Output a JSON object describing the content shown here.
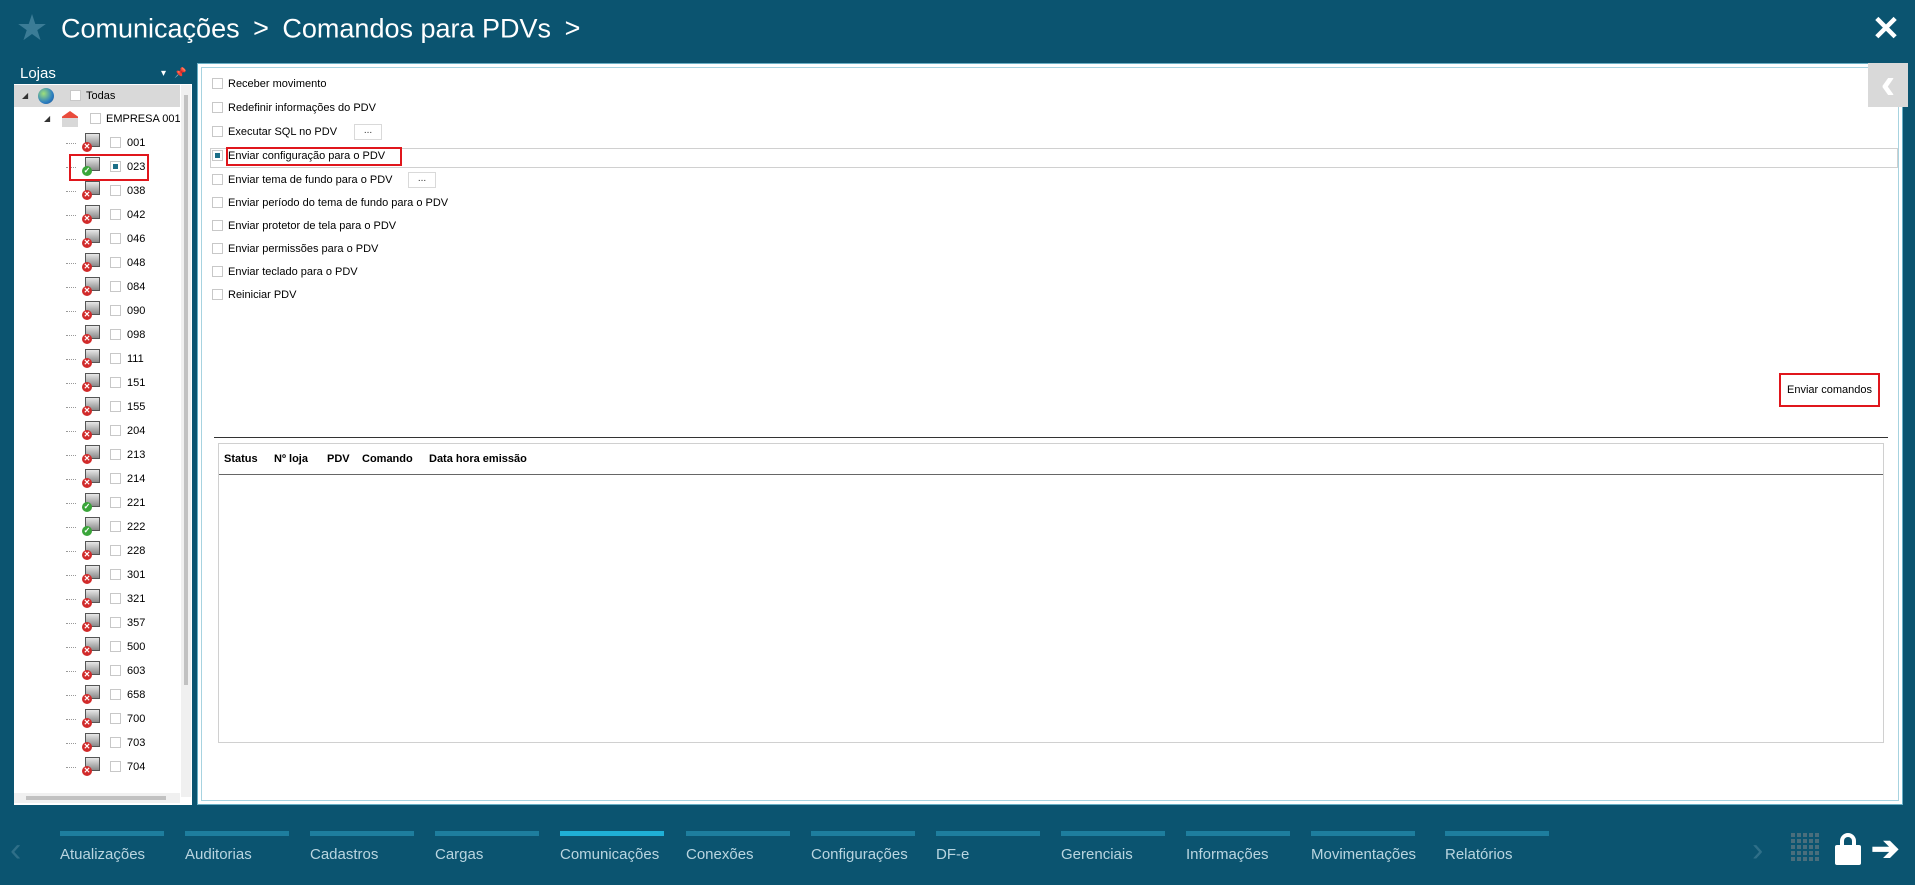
{
  "header": {
    "breadcrumb": [
      "Comunicações",
      "Comandos para PDVs"
    ],
    "separator": ">",
    "close_glyph": "✕",
    "icons": {
      "home": "star-icon",
      "close": "close-icon"
    }
  },
  "left_panel": {
    "title": "Lojas",
    "pin_glyph": "📌",
    "dropdown_glyph": "▾",
    "root": {
      "label": "Todas",
      "checked": false,
      "icon": "globe-icon"
    },
    "company": {
      "label": "EMPRESA 001",
      "checked": false,
      "icon": "company-icon"
    },
    "stores": [
      {
        "code": "001",
        "online": false,
        "checked": false
      },
      {
        "code": "023",
        "online": true,
        "checked": true
      },
      {
        "code": "038",
        "online": false,
        "checked": false
      },
      {
        "code": "042",
        "online": false,
        "checked": false
      },
      {
        "code": "046",
        "online": false,
        "checked": false
      },
      {
        "code": "048",
        "online": false,
        "checked": false
      },
      {
        "code": "084",
        "online": false,
        "checked": false
      },
      {
        "code": "090",
        "online": false,
        "checked": false
      },
      {
        "code": "098",
        "online": false,
        "checked": false
      },
      {
        "code": "111",
        "online": false,
        "checked": false
      },
      {
        "code": "151",
        "online": false,
        "checked": false
      },
      {
        "code": "155",
        "online": false,
        "checked": false
      },
      {
        "code": "204",
        "online": false,
        "checked": false
      },
      {
        "code": "213",
        "online": false,
        "checked": false
      },
      {
        "code": "214",
        "online": false,
        "checked": false
      },
      {
        "code": "221",
        "online": true,
        "checked": false
      },
      {
        "code": "222",
        "online": true,
        "checked": false
      },
      {
        "code": "228",
        "online": false,
        "checked": false
      },
      {
        "code": "301",
        "online": false,
        "checked": false
      },
      {
        "code": "321",
        "online": false,
        "checked": false
      },
      {
        "code": "357",
        "online": false,
        "checked": false
      },
      {
        "code": "500",
        "online": false,
        "checked": false
      },
      {
        "code": "603",
        "online": false,
        "checked": false
      },
      {
        "code": "658",
        "online": false,
        "checked": false
      },
      {
        "code": "700",
        "online": false,
        "checked": false
      },
      {
        "code": "703",
        "online": false,
        "checked": false
      },
      {
        "code": "704",
        "online": false,
        "checked": false
      }
    ]
  },
  "commands": {
    "options": [
      {
        "label": "Receber movimento",
        "checked": false
      },
      {
        "label": "Redefinir informações do PDV",
        "checked": false
      },
      {
        "label": "Executar SQL no PDV",
        "checked": false,
        "has_button": true
      },
      {
        "label": "Enviar configuração para o PDV",
        "checked": true
      },
      {
        "label": "Enviar tema de fundo para o PDV",
        "checked": false,
        "has_button": true
      },
      {
        "label": "Enviar período do tema de fundo para o PDV",
        "checked": false
      },
      {
        "label": "Enviar protetor de tela para o PDV",
        "checked": false
      },
      {
        "label": "Enviar permissões para o PDV",
        "checked": false
      },
      {
        "label": "Enviar teclado para o PDV",
        "checked": false
      },
      {
        "label": "Reiniciar PDV",
        "checked": false
      }
    ],
    "ellipsis_label": "...",
    "send_button": "Enviar comandos"
  },
  "results_grid": {
    "columns": [
      "Status",
      "Nº loja",
      "PDV",
      "Comando",
      "Data hora emissão"
    ],
    "rows": []
  },
  "bottom_nav": {
    "tabs": [
      {
        "label": "Atualizações",
        "active": false
      },
      {
        "label": "Auditorias",
        "active": false
      },
      {
        "label": "Cadastros",
        "active": false
      },
      {
        "label": "Cargas",
        "active": false
      },
      {
        "label": "Comunicações",
        "active": true
      },
      {
        "label": "Conexões",
        "active": false
      },
      {
        "label": "Configurações",
        "active": false
      },
      {
        "label": "DF-e",
        "active": false
      },
      {
        "label": "Gerenciais",
        "active": false
      },
      {
        "label": "Informações",
        "active": false
      },
      {
        "label": "Movimentações",
        "active": false
      },
      {
        "label": "Relatórios",
        "active": false
      }
    ],
    "icons": [
      "chevron-left-icon",
      "chevron-right-icon",
      "apps-grid-icon",
      "lock-icon",
      "exit-arrow-icon"
    ]
  },
  "colors": {
    "chrome": "#0b5470",
    "tab_bar": "#1e7e9e",
    "tab_bar_active": "#1fb0d6",
    "highlight": "#e0161c",
    "check_fill": "#1c6f88"
  }
}
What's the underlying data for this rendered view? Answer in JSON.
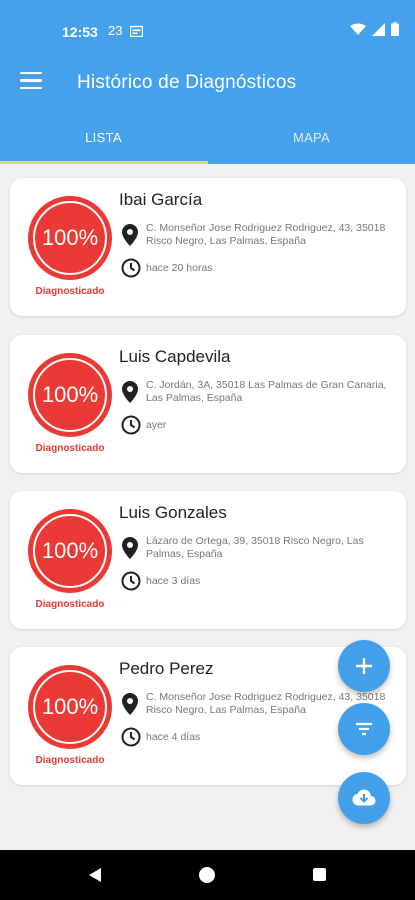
{
  "status_bar": {
    "time": "12:53",
    "indicator": "23"
  },
  "app_bar": {
    "title": "Histórico de Diagnósticos"
  },
  "tabs": [
    {
      "label": "LISTA",
      "selected": true
    },
    {
      "label": "MAPA",
      "selected": false
    }
  ],
  "colors": {
    "primary": "#45a1ec",
    "accent_indicator": "#cfe26a",
    "score_red": "#eb3a35"
  },
  "cards": [
    {
      "name": "Ibai García",
      "score": "100%",
      "status": "Diagnosticado",
      "address": "C. Monseñor Jose Rodriguez Rodriguez, 43, 35018 Risco Negro, Las Palmas, España",
      "time": "hace 20 horas"
    },
    {
      "name": "Luis  Capdevila",
      "score": "100%",
      "status": "Diagnosticado",
      "address": "C. Jordán, 3A, 35018 Las Palmas de Gran Canaria, Las Palmas, España",
      "time": "ayer"
    },
    {
      "name": "Luis Gonzales",
      "score": "100%",
      "status": "Diagnosticado",
      "address": "Lázaro de Ortega, 39, 35018 Risco Negro, Las Palmas, España",
      "time": "hace 3 días"
    },
    {
      "name": "Pedro Perez",
      "score": "100%",
      "status": "Diagnosticado",
      "address": "C. Monseñor Jose Rodriguez Rodriguez, 43, 35018 Risco Negro, Las Palmas, España",
      "time": "hace 4 días"
    }
  ],
  "fabs": [
    {
      "icon": "add-icon"
    },
    {
      "icon": "filter-icon"
    },
    {
      "icon": "cloud-download-icon"
    }
  ]
}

= = = = =

Do this: Using the material above, gather every line that includes "chevron".

Reply to the exercise:
      "chevron-left-icon",
      "chevron-right-icon",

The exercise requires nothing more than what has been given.